*PROBLEM TO WORK ON*. Reproduce verbatim the items from the line containing "Text: Ver 1.0" through the last line of the items, both included.

*EXERCISE MATERIALS*.
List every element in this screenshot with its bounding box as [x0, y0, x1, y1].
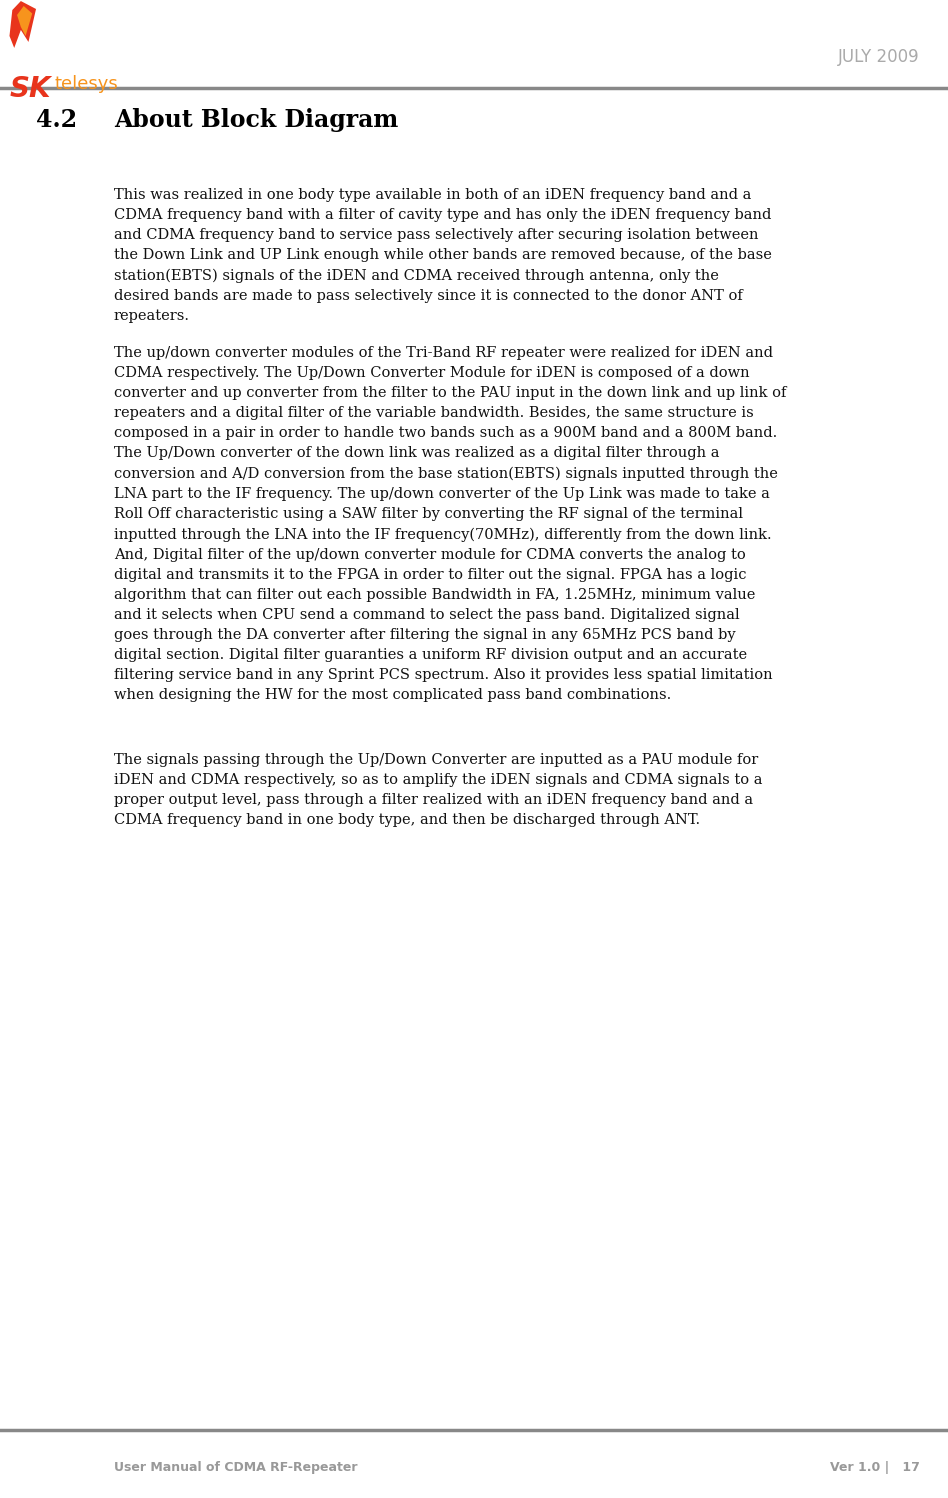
Text: Ver 1.0 |   17: Ver 1.0 | 17	[830, 1462, 920, 1474]
Polygon shape	[17, 6, 32, 36]
Polygon shape	[9, 1, 36, 48]
Text: User Manual of CDMA RF-Repeater: User Manual of CDMA RF-Repeater	[114, 1462, 357, 1474]
Text: The signals passing through the Up/Down Converter are inputted as a PAU module f: The signals passing through the Up/Down …	[114, 753, 762, 827]
Text: JULY 2009: JULY 2009	[838, 48, 920, 66]
Text: SK: SK	[9, 75, 51, 103]
Text: telesys: telesys	[55, 75, 118, 93]
Text: This was realized in one body type available in both of an iDEN frequency band a: This was realized in one body type avail…	[114, 189, 772, 324]
Text: 4.2: 4.2	[36, 108, 77, 132]
Text: The up/down converter modules of the Tri-Band RF repeater were realized for iDEN: The up/down converter modules of the Tri…	[114, 346, 786, 703]
Text: About Block Diagram: About Block Diagram	[114, 108, 398, 132]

*RESPONSE TO THE TASK*.
Text: Ver 1.0 |   17: Ver 1.0 | 17	[830, 1462, 920, 1474]
Polygon shape	[17, 6, 32, 36]
Polygon shape	[9, 1, 36, 48]
Text: User Manual of CDMA RF-Repeater: User Manual of CDMA RF-Repeater	[114, 1462, 357, 1474]
Text: The signals passing through the Up/Down Converter are inputted as a PAU module f: The signals passing through the Up/Down …	[114, 753, 762, 827]
Text: JULY 2009: JULY 2009	[838, 48, 920, 66]
Text: SK: SK	[9, 75, 51, 103]
Text: telesys: telesys	[55, 75, 118, 93]
Text: This was realized in one body type available in both of an iDEN frequency band a: This was realized in one body type avail…	[114, 189, 772, 324]
Text: 4.2: 4.2	[36, 108, 77, 132]
Text: The up/down converter modules of the Tri-Band RF repeater were realized for iDEN: The up/down converter modules of the Tri…	[114, 346, 786, 703]
Text: About Block Diagram: About Block Diagram	[114, 108, 398, 132]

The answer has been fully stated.